--- START OF Excerpted data ---

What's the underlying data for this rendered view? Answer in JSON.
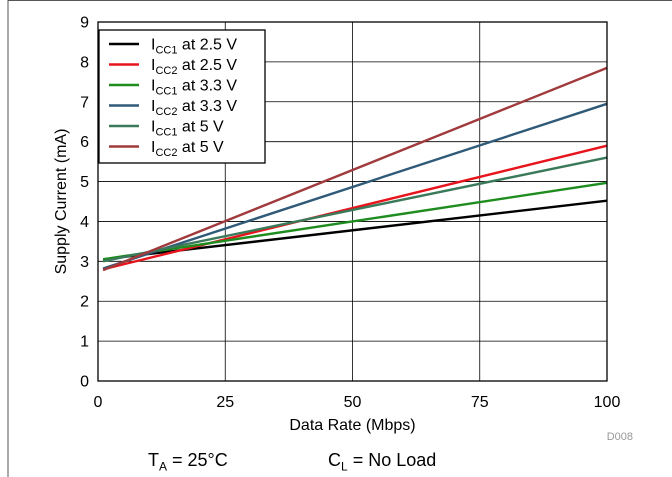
{
  "chart_data": {
    "type": "line",
    "title": "",
    "xlabel": "Data Rate (Mbps)",
    "ylabel": "Supply Current (mA)",
    "xlim": [
      0,
      100
    ],
    "ylim": [
      0,
      9
    ],
    "xticks": [
      0,
      25,
      50,
      75,
      100
    ],
    "xtick_labels": [
      "0",
      "25",
      "50",
      "75",
      "100"
    ],
    "yticks": [
      0,
      1,
      2,
      3,
      4,
      5,
      6,
      7,
      8,
      9
    ],
    "ytick_labels": [
      "0",
      "1",
      "2",
      "3",
      "4",
      "5",
      "6",
      "7",
      "8",
      "9"
    ],
    "grid": true,
    "legend_position": "top-left",
    "series": [
      {
        "name": "ICC1 at 2.5 V",
        "main": "I",
        "sub": "CC1",
        "rest": " at 2.5 V",
        "color": "#000000",
        "x": [
          1,
          100
        ],
        "y": [
          3.05,
          4.52
        ]
      },
      {
        "name": "ICC2 at 2.5 V",
        "main": "I",
        "sub": "CC2",
        "rest": " at 2.5 V",
        "color": "#e8141b",
        "x": [
          1,
          100
        ],
        "y": [
          2.8,
          5.9
        ]
      },
      {
        "name": "ICC1 at 3.3 V",
        "main": "I",
        "sub": "CC1",
        "rest": " at 3.3 V",
        "color": "#1e8c1e",
        "x": [
          1,
          100
        ],
        "y": [
          3.05,
          4.97
        ]
      },
      {
        "name": "ICC2 at 3.3 V",
        "main": "I",
        "sub": "CC2",
        "rest": " at 3.3 V",
        "color": "#2f5a78",
        "x": [
          1,
          100
        ],
        "y": [
          2.82,
          6.95
        ]
      },
      {
        "name": "ICC1 at 5 V",
        "main": "I",
        "sub": "CC1",
        "rest": " at 5 V",
        "color": "#3a7a5a",
        "x": [
          1,
          100
        ],
        "y": [
          3.0,
          5.6
        ]
      },
      {
        "name": "ICC2 at 5 V",
        "main": "I",
        "sub": "CC2",
        "rest": " at 5 V",
        "color": "#a03a3c",
        "x": [
          1,
          100
        ],
        "y": [
          2.78,
          7.85
        ]
      }
    ],
    "figure_id": "D008"
  },
  "conditions": {
    "ta_main": "T",
    "ta_sub": "A",
    "ta_rest": " = 25°C",
    "cl_main": "C",
    "cl_sub": "L",
    "cl_rest": " = No Load"
  },
  "colors": {
    "frame": "#555555",
    "grid": "#000000",
    "background": "#ffffff"
  }
}
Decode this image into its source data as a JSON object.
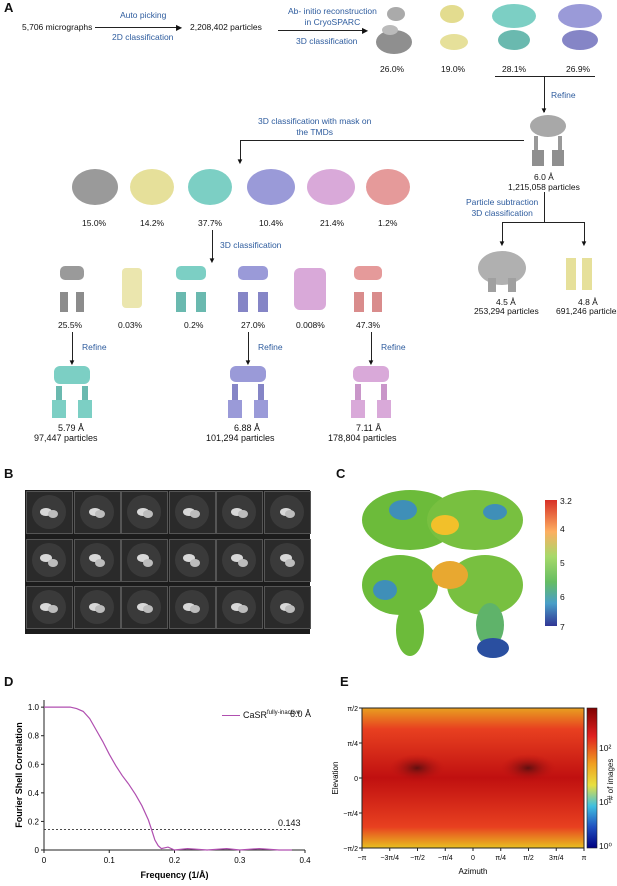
{
  "panels": {
    "a": {
      "label": "A",
      "input": "5,706 micrographs",
      "step1": {
        "top": "Auto picking",
        "bottom": "2D classification"
      },
      "particles": "2,208,402 particles",
      "step2": {
        "top": "Ab- initio reconstruction\nin CryoSPARC",
        "bottom": "3D classification"
      },
      "round1": {
        "percents": [
          "26.0%",
          "19.0%",
          "28.1%",
          "26.9%"
        ],
        "colors": [
          "#9a9a9a",
          "#e6e09a",
          "#7ccfc4",
          "#9a9ad8"
        ]
      },
      "refine": "Refine",
      "map1": {
        "res": "6.0 Å",
        "particles": "1,215,058 particles"
      },
      "mask_step": "3D classification with mask on\nthe TMDs",
      "round2": {
        "percents": [
          "15.0%",
          "14.2%",
          "37.7%",
          "10.4%",
          "21.4%",
          "1.2%"
        ],
        "colors": [
          "#9a9a9a",
          "#e6e09a",
          "#7ccfc4",
          "#9a9ad8",
          "#d9a9d9",
          "#e59a9a"
        ]
      },
      "subtraction": "Particle subtraction\n3D classification",
      "sub_maps": [
        {
          "res": "4.5 Å",
          "particles": "253,294 particles",
          "color": "#b0b0b0"
        },
        {
          "res": "4.8 Å",
          "particles": "691,246 particles",
          "color": "#e6e09a"
        }
      ],
      "class3d": "3D classification",
      "round3": {
        "percents": [
          "25.5%",
          "0.03%",
          "0.2%",
          "27.0%",
          "0.008%",
          "47.3%"
        ],
        "colors": [
          "#9a9a9a",
          "#e6e09a",
          "#7ccfc4",
          "#9a9ad8",
          "#d9a9d9",
          "#e59a9a"
        ]
      },
      "final_refine": "Refine",
      "finals": [
        {
          "res": "5.79 Å",
          "particles": "97,447 particles",
          "color": "#7ccfc4"
        },
        {
          "res": "6.88 Å",
          "particles": "101,294 particles",
          "color": "#9a9ad8"
        },
        {
          "res": "7.11 Å",
          "particles": "178,804 particles",
          "color": "#d9a9d9"
        }
      ]
    },
    "b": {
      "label": "B"
    },
    "c": {
      "label": "C",
      "colorbar_ticks": [
        "3.2",
        "4",
        "5",
        "6",
        "7"
      ]
    },
    "d": {
      "label": "D",
      "legend": "CaSR",
      "legend_sup": "fully-inactive",
      "legend_res": "6.0 Å",
      "threshold_label": "0.143"
    },
    "e": {
      "label": "E",
      "colorbar_title": "# of images",
      "colorbar_ticks": [
        "10²",
        "10¹",
        "10⁰"
      ]
    }
  },
  "chart_data": [
    {
      "type": "line",
      "xlabel": "Frequency (1/Å)",
      "ylabel": "Fourier Shell Correlation",
      "xlim": [
        0,
        0.4
      ],
      "ylim": [
        0,
        1.05
      ],
      "xticks": [
        "0",
        "0.1",
        "0.2",
        "0.3",
        "0.4"
      ],
      "yticks": [
        "0",
        "0.2",
        "0.4",
        "0.6",
        "0.8",
        "1.0"
      ],
      "series": [
        {
          "name": "CaSR fully-inactive",
          "color": "#b04fb0",
          "x": [
            0,
            0.02,
            0.04,
            0.05,
            0.06,
            0.07,
            0.08,
            0.09,
            0.1,
            0.11,
            0.12,
            0.13,
            0.14,
            0.15,
            0.16,
            0.165,
            0.17,
            0.175,
            0.18,
            0.19,
            0.2,
            0.22,
            0.25,
            0.28,
            0.3,
            0.33,
            0.36,
            0.38
          ],
          "y": [
            1.0,
            1.0,
            1.0,
            0.99,
            0.97,
            0.92,
            0.84,
            0.76,
            0.67,
            0.59,
            0.52,
            0.46,
            0.39,
            0.31,
            0.21,
            0.14,
            0.07,
            0.03,
            0.01,
            0.02,
            0.0,
            0.01,
            0.0,
            0.01,
            0.0,
            0.01,
            0.0,
            0.0
          ]
        }
      ],
      "threshold": 0.143
    },
    {
      "type": "heatmap",
      "xlabel": "Azimuth",
      "ylabel": "Elevation",
      "xticks": [
        "−π",
        "−3π/4",
        "−π/2",
        "−π/4",
        "0",
        "π/4",
        "π/2",
        "3π/4",
        "π"
      ],
      "yticks": [
        "π/2",
        "π/4",
        "0",
        "−π/4",
        "−π/2"
      ],
      "colorbar": "log",
      "colorbar_range": [
        "10⁰",
        "10²"
      ]
    }
  ]
}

--- END OF Excerpted data ---

## [Do this]
Quote every entry exactly, with the pictures omitted.

## [Result of this task]
What's the underlying data for this rendered view? Answer in JSON.
{
  "chart_data": {
    "type": "line",
    "title": "",
    "xlabel": "Data Rate (Mbps)",
    "ylabel": "Supply Current (mA)",
    "xlim": [
      0,
      100
    ],
    "ylim": [
      0,
      9
    ],
    "xticks": [
      0,
      25,
      50,
      75,
      100
    ],
    "xtick_labels": [
      "0",
      "25",
      "50",
      "75",
      "100"
    ],
    "yticks": [
      0,
      1,
      2,
      3,
      4,
      5,
      6,
      7,
      8,
      9
    ],
    "ytick_labels": [
      "0",
      "1",
      "2",
      "3",
      "4",
      "5",
      "6",
      "7",
      "8",
      "9"
    ],
    "grid": true,
    "legend_position": "top-left",
    "series": [
      {
        "name": "ICC1 at 2.5 V",
        "main": "I",
        "sub": "CC1",
        "rest": " at 2.5 V",
        "color": "#000000",
        "x": [
          1,
          100
        ],
        "y": [
          3.05,
          4.52
        ]
      },
      {
        "name": "ICC2 at 2.5 V",
        "main": "I",
        "sub": "CC2",
        "rest": " at 2.5 V",
        "color": "#e8141b",
        "x": [
          1,
          100
        ],
        "y": [
          2.8,
          5.9
        ]
      },
      {
        "name": "ICC1 at 3.3 V",
        "main": "I",
        "sub": "CC1",
        "rest": " at 3.3 V",
        "color": "#1e8c1e",
        "x": [
          1,
          100
        ],
        "y": [
          3.05,
          4.97
        ]
      },
      {
        "name": "ICC2 at 3.3 V",
        "main": "I",
        "sub": "CC2",
        "rest": " at 3.3 V",
        "color": "#2f5a78",
        "x": [
          1,
          100
        ],
        "y": [
          2.82,
          6.95
        ]
      },
      {
        "name": "ICC1 at 5 V",
        "main": "I",
        "sub": "CC1",
        "rest": " at 5 V",
        "color": "#3a7a5a",
        "x": [
          1,
          100
        ],
        "y": [
          3.0,
          5.6
        ]
      },
      {
        "name": "ICC2 at 5 V",
        "main": "I",
        "sub": "CC2",
        "rest": " at 5 V",
        "color": "#a03a3c",
        "x": [
          1,
          100
        ],
        "y": [
          2.78,
          7.85
        ]
      }
    ],
    "figure_id": "D008"
  },
  "conditions": {
    "ta_main": "T",
    "ta_sub": "A",
    "ta_rest": " = 25°C",
    "cl_main": "C",
    "cl_sub": "L",
    "cl_rest": " = No Load"
  },
  "colors": {
    "frame": "#555555",
    "grid": "#000000",
    "background": "#ffffff"
  }
}
Decode this image into its source data as a JSON object.
{
  "panels": {
    "a": {
      "label": "A",
      "input": "5,706 micrographs",
      "step1": {
        "top": "Auto picking",
        "bottom": "2D classification"
      },
      "particles": "2,208,402 particles",
      "step2": {
        "top": "Ab- initio reconstruction\nin CryoSPARC",
        "bottom": "3D classification"
      },
      "round1": {
        "percents": [
          "26.0%",
          "19.0%",
          "28.1%",
          "26.9%"
        ],
        "colors": [
          "#9a9a9a",
          "#e6e09a",
          "#7ccfc4",
          "#9a9ad8"
        ]
      },
      "refine": "Refine",
      "map1": {
        "res": "6.0 Å",
        "particles": "1,215,058 particles"
      },
      "mask_step": "3D classification with mask on\nthe TMDs",
      "round2": {
        "percents": [
          "15.0%",
          "14.2%",
          "37.7%",
          "10.4%",
          "21.4%",
          "1.2%"
        ],
        "colors": [
          "#9a9a9a",
          "#e6e09a",
          "#7ccfc4",
          "#9a9ad8",
          "#d9a9d9",
          "#e59a9a"
        ]
      },
      "subtraction": "Particle subtraction\n3D classification",
      "sub_maps": [
        {
          "res": "4.5 Å",
          "particles": "253,294 particles",
          "color": "#b0b0b0"
        },
        {
          "res": "4.8 Å",
          "particles": "691,246 particles",
          "color": "#e6e09a"
        }
      ],
      "class3d": "3D classification",
      "round3": {
        "percents": [
          "25.5%",
          "0.03%",
          "0.2%",
          "27.0%",
          "0.008%",
          "47.3%"
        ],
        "colors": [
          "#9a9a9a",
          "#e6e09a",
          "#7ccfc4",
          "#9a9ad8",
          "#d9a9d9",
          "#e59a9a"
        ]
      },
      "final_refine": "Refine",
      "finals": [
        {
          "res": "5.79 Å",
          "particles": "97,447 particles",
          "color": "#7ccfc4"
        },
        {
          "res": "6.88 Å",
          "particles": "101,294 particles",
          "color": "#9a9ad8"
        },
        {
          "res": "7.11 Å",
          "particles": "178,804 particles",
          "color": "#d9a9d9"
        }
      ]
    },
    "b": {
      "label": "B"
    },
    "c": {
      "label": "C",
      "colorbar_ticks": [
        "3.2",
        "4",
        "5",
        "6",
        "7"
      ]
    },
    "d": {
      "label": "D",
      "legend": "CaSR",
      "legend_sup": "fully-inactive",
      "legend_res": "6.0 Å",
      "threshold_label": "0.143"
    },
    "e": {
      "label": "E",
      "colorbar_title": "# of images",
      "colorbar_ticks": [
        "10²",
        "10¹",
        "10⁰"
      ]
    }
  },
  "chart_data": [
    {
      "type": "line",
      "xlabel": "Frequency (1/Å)",
      "ylabel": "Fourier Shell Correlation",
      "xlim": [
        0,
        0.4
      ],
      "ylim": [
        0,
        1.05
      ],
      "xticks": [
        "0",
        "0.1",
        "0.2",
        "0.3",
        "0.4"
      ],
      "yticks": [
        "0",
        "0.2",
        "0.4",
        "0.6",
        "0.8",
        "1.0"
      ],
      "series": [
        {
          "name": "CaSR fully-inactive",
          "color": "#b04fb0",
          "x": [
            0,
            0.02,
            0.04,
            0.05,
            0.06,
            0.07,
            0.08,
            0.09,
            0.1,
            0.11,
            0.12,
            0.13,
            0.14,
            0.15,
            0.16,
            0.165,
            0.17,
            0.175,
            0.18,
            0.19,
            0.2,
            0.22,
            0.25,
            0.28,
            0.3,
            0.33,
            0.36,
            0.38
          ],
          "y": [
            1.0,
            1.0,
            1.0,
            0.99,
            0.97,
            0.92,
            0.84,
            0.76,
            0.67,
            0.59,
            0.52,
            0.46,
            0.39,
            0.31,
            0.21,
            0.14,
            0.07,
            0.03,
            0.01,
            0.02,
            0.0,
            0.01,
            0.0,
            0.01,
            0.0,
            0.01,
            0.0,
            0.0
          ]
        }
      ],
      "threshold": 0.143
    },
    {
      "type": "heatmap",
      "xlabel": "Azimuth",
      "ylabel": "Elevation",
      "xticks": [
        "−π",
        "−3π/4",
        "−π/2",
        "−π/4",
        "0",
        "π/4",
        "π/2",
        "3π/4",
        "π"
      ],
      "yticks": [
        "π/2",
        "π/4",
        "0",
        "−π/4",
        "−π/2"
      ],
      "colorbar": "log",
      "colorbar_range": [
        "10⁰",
        "10²"
      ]
    }
  ]
}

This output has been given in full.